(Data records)
········
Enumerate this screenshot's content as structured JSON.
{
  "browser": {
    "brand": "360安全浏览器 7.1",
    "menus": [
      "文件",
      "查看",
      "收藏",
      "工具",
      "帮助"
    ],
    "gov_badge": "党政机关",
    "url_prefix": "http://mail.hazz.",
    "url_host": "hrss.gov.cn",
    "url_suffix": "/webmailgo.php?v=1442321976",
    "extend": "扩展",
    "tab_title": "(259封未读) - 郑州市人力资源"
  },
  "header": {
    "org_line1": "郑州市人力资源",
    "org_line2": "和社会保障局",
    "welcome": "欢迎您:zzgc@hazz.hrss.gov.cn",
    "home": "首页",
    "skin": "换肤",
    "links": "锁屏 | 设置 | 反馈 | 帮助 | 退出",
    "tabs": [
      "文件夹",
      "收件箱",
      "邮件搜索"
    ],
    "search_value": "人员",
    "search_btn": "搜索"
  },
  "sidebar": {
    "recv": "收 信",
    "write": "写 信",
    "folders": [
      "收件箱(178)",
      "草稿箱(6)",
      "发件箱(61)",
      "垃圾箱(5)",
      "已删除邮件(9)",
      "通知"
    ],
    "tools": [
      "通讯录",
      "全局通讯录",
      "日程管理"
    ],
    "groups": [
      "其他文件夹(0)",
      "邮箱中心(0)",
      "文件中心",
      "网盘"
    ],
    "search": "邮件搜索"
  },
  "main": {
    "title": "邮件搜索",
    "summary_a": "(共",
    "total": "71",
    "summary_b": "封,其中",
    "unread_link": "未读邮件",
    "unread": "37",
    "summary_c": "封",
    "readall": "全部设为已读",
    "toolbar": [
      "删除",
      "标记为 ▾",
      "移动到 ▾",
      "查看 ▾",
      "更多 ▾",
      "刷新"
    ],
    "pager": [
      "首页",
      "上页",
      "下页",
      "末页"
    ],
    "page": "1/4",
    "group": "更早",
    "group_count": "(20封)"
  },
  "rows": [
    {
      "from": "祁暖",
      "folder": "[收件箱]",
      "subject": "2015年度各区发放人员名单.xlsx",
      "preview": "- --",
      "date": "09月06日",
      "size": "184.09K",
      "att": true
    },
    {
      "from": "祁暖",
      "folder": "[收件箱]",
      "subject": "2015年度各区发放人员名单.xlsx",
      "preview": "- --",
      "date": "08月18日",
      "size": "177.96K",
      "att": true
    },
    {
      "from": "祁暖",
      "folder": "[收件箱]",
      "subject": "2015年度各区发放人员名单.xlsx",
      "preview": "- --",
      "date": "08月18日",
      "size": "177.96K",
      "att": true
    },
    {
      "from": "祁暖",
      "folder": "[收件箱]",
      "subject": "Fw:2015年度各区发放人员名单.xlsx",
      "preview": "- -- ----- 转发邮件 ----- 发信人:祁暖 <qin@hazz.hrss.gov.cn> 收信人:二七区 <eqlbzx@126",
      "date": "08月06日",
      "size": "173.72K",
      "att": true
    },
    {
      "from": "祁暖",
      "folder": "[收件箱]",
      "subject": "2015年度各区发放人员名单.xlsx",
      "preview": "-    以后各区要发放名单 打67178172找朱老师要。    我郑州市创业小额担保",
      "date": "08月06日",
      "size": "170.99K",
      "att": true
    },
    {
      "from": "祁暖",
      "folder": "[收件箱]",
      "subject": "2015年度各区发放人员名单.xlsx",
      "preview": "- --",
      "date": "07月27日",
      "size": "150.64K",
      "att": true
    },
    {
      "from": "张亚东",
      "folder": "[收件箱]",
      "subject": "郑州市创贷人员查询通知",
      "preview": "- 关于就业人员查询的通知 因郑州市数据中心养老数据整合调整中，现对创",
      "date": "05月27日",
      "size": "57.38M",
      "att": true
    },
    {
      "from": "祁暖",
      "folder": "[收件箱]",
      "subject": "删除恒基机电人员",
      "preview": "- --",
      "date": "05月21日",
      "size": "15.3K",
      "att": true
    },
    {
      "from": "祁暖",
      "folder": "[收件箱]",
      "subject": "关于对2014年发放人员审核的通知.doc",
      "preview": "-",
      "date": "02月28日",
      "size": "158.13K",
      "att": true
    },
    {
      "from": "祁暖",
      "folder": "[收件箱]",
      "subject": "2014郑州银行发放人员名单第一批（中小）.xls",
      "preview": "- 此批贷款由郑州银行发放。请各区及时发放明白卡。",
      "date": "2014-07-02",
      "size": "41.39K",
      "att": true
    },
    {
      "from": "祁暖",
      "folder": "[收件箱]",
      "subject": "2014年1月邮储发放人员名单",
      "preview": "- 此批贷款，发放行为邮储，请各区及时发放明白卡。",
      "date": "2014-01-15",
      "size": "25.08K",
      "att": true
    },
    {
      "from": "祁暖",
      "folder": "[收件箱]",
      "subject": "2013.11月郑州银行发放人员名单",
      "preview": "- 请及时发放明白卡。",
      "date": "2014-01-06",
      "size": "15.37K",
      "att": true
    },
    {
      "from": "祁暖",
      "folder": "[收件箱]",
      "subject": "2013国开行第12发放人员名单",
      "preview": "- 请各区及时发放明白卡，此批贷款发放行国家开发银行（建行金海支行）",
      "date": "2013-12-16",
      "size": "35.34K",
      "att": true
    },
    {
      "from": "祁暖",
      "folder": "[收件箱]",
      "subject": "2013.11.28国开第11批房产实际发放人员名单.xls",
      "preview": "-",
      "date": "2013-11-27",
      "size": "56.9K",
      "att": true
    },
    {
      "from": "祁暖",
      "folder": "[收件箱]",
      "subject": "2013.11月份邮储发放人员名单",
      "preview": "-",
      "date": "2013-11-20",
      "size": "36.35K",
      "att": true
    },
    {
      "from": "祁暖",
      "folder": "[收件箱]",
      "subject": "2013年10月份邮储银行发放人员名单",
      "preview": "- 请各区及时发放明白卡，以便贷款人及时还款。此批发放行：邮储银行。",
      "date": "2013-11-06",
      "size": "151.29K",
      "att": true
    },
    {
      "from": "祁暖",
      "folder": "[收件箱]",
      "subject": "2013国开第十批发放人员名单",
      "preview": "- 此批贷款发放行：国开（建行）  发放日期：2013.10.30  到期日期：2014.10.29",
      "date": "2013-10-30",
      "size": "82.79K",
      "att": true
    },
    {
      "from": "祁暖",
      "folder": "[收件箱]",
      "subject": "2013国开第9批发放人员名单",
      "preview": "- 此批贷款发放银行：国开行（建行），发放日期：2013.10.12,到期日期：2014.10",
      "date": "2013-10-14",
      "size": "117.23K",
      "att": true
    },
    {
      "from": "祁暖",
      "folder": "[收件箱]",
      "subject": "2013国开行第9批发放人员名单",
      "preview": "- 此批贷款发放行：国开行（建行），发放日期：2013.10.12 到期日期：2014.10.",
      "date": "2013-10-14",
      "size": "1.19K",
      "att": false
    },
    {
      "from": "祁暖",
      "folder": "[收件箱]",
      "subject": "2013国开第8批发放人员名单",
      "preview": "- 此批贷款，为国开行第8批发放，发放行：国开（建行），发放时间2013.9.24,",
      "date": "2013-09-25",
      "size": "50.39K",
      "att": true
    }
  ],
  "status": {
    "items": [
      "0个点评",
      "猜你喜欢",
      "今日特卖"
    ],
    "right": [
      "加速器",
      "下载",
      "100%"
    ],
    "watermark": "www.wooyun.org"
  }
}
········
_Written instruction_:
Your task is to reproduce all of the records exactly.

_Correct answer_:
Enumerate this screenshot's content as structured JSON.
{
  "browser": {
    "brand": "360安全浏览器 7.1",
    "menus": [
      "文件",
      "查看",
      "收藏",
      "工具",
      "帮助"
    ],
    "gov_badge": "党政机关",
    "url_prefix": "http://mail.hazz.",
    "url_host": "hrss.gov.cn",
    "url_suffix": "/webmailgo.php?v=1442321976",
    "extend": "扩展",
    "tab_title": "(259封未读) - 郑州市人力资源"
  },
  "header": {
    "org_line1": "郑州市人力资源",
    "org_line2": "和社会保障局",
    "welcome": "欢迎您:zzgc@hazz.hrss.gov.cn",
    "home": "首页",
    "skin": "换肤",
    "links": "锁屏 | 设置 | 反馈 | 帮助 | 退出",
    "tabs": [
      "文件夹",
      "收件箱",
      "邮件搜索"
    ],
    "search_value": "人员",
    "search_btn": "搜索"
  },
  "sidebar": {
    "recv": "收 信",
    "write": "写 信",
    "folders": [
      "收件箱(178)",
      "草稿箱(6)",
      "发件箱(61)",
      "垃圾箱(5)",
      "已删除邮件(9)",
      "通知"
    ],
    "tools": [
      "通讯录",
      "全局通讯录",
      "日程管理"
    ],
    "groups": [
      "其他文件夹(0)",
      "邮箱中心(0)",
      "文件中心",
      "网盘"
    ],
    "search": "邮件搜索"
  },
  "main": {
    "title": "邮件搜索",
    "summary_a": "(共",
    "total": "71",
    "summary_b": "封,其中",
    "unread_link": "未读邮件",
    "unread": "37",
    "summary_c": "封",
    "readall": "全部设为已读",
    "toolbar": [
      "删除",
      "标记为 ▾",
      "移动到 ▾",
      "查看 ▾",
      "更多 ▾",
      "刷新"
    ],
    "pager": [
      "首页",
      "上页",
      "下页",
      "末页"
    ],
    "page": "1/4",
    "group": "更早",
    "group_count": "(20封)"
  },
  "rows": [
    {
      "from": "祁暖",
      "folder": "[收件箱]",
      "subject": "2015年度各区发放人员名单.xlsx",
      "preview": "- --",
      "date": "09月06日",
      "size": "184.09K",
      "att": true
    },
    {
      "from": "祁暖",
      "folder": "[收件箱]",
      "subject": "2015年度各区发放人员名单.xlsx",
      "preview": "- --",
      "date": "08月18日",
      "size": "177.96K",
      "att": true
    },
    {
      "from": "祁暖",
      "folder": "[收件箱]",
      "subject": "2015年度各区发放人员名单.xlsx",
      "preview": "- --",
      "date": "08月18日",
      "size": "177.96K",
      "att": true
    },
    {
      "from": "祁暖",
      "folder": "[收件箱]",
      "subject": "Fw:2015年度各区发放人员名单.xlsx",
      "preview": "- -- ----- 转发邮件 ----- 发信人:祁暖 <qin@hazz.hrss.gov.cn> 收信人:二七区 <eqlbzx@126",
      "date": "08月06日",
      "size": "173.72K",
      "att": true
    },
    {
      "from": "祁暖",
      "folder": "[收件箱]",
      "subject": "2015年度各区发放人员名单.xlsx",
      "preview": "-    以后各区要发放名单 打67178172找朱老师要。    我郑州市创业小额担保",
      "date": "08月06日",
      "size": "170.99K",
      "att": true
    },
    {
      "from": "祁暖",
      "folder": "[收件箱]",
      "subject": "2015年度各区发放人员名单.xlsx",
      "preview": "- --",
      "date": "07月27日",
      "size": "150.64K",
      "att": true
    },
    {
      "from": "张亚东",
      "folder": "[收件箱]",
      "subject": "郑州市创贷人员查询通知",
      "preview": "- 关于就业人员查询的通知 因郑州市数据中心养老数据整合调整中，现对创",
      "date": "05月27日",
      "size": "57.38M",
      "att": true
    },
    {
      "from": "祁暖",
      "folder": "[收件箱]",
      "subject": "删除恒基机电人员",
      "preview": "- --",
      "date": "05月21日",
      "size": "15.3K",
      "att": true
    },
    {
      "from": "祁暖",
      "folder": "[收件箱]",
      "subject": "关于对2014年发放人员审核的通知.doc",
      "preview": "-",
      "date": "02月28日",
      "size": "158.13K",
      "att": true
    },
    {
      "from": "祁暖",
      "folder": "[收件箱]",
      "subject": "2014郑州银行发放人员名单第一批（中小）.xls",
      "preview": "- 此批贷款由郑州银行发放。请各区及时发放明白卡。",
      "date": "2014-07-02",
      "size": "41.39K",
      "att": true
    },
    {
      "from": "祁暖",
      "folder": "[收件箱]",
      "subject": "2014年1月邮储发放人员名单",
      "preview": "- 此批贷款，发放行为邮储，请各区及时发放明白卡。",
      "date": "2014-01-15",
      "size": "25.08K",
      "att": true
    },
    {
      "from": "祁暖",
      "folder": "[收件箱]",
      "subject": "2013.11月郑州银行发放人员名单",
      "preview": "- 请及时发放明白卡。",
      "date": "2014-01-06",
      "size": "15.37K",
      "att": true
    },
    {
      "from": "祁暖",
      "folder": "[收件箱]",
      "subject": "2013国开行第12发放人员名单",
      "preview": "- 请各区及时发放明白卡，此批贷款发放行国家开发银行（建行金海支行）",
      "date": "2013-12-16",
      "size": "35.34K",
      "att": true
    },
    {
      "from": "祁暖",
      "folder": "[收件箱]",
      "subject": "2013.11.28国开第11批房产实际发放人员名单.xls",
      "preview": "-",
      "date": "2013-11-27",
      "size": "56.9K",
      "att": true
    },
    {
      "from": "祁暖",
      "folder": "[收件箱]",
      "subject": "2013.11月份邮储发放人员名单",
      "preview": "-",
      "date": "2013-11-20",
      "size": "36.35K",
      "att": true
    },
    {
      "from": "祁暖",
      "folder": "[收件箱]",
      "subject": "2013年10月份邮储银行发放人员名单",
      "preview": "- 请各区及时发放明白卡，以便贷款人及时还款。此批发放行：邮储银行。",
      "date": "2013-11-06",
      "size": "151.29K",
      "att": true
    },
    {
      "from": "祁暖",
      "folder": "[收件箱]",
      "subject": "2013国开第十批发放人员名单",
      "preview": "- 此批贷款发放行：国开（建行）  发放日期：2013.10.30  到期日期：2014.10.29",
      "date": "2013-10-30",
      "size": "82.79K",
      "att": true
    },
    {
      "from": "祁暖",
      "folder": "[收件箱]",
      "subject": "2013国开第9批发放人员名单",
      "preview": "- 此批贷款发放银行：国开行（建行），发放日期：2013.10.12,到期日期：2014.10",
      "date": "2013-10-14",
      "size": "117.23K",
      "att": true
    },
    {
      "from": "祁暖",
      "folder": "[收件箱]",
      "subject": "2013国开行第9批发放人员名单",
      "preview": "- 此批贷款发放行：国开行（建行），发放日期：2013.10.12 到期日期：2014.10.",
      "date": "2013-10-14",
      "size": "1.19K",
      "att": false
    },
    {
      "from": "祁暖",
      "folder": "[收件箱]",
      "subject": "2013国开第8批发放人员名单",
      "preview": "- 此批贷款，为国开行第8批发放，发放行：国开（建行），发放时间2013.9.24,",
      "date": "2013-09-25",
      "size": "50.39K",
      "att": true
    }
  ],
  "status": {
    "items": [
      "0个点评",
      "猜你喜欢",
      "今日特卖"
    ],
    "right": [
      "加速器",
      "下载",
      "100%"
    ],
    "watermark": "www.wooyun.org"
  }
}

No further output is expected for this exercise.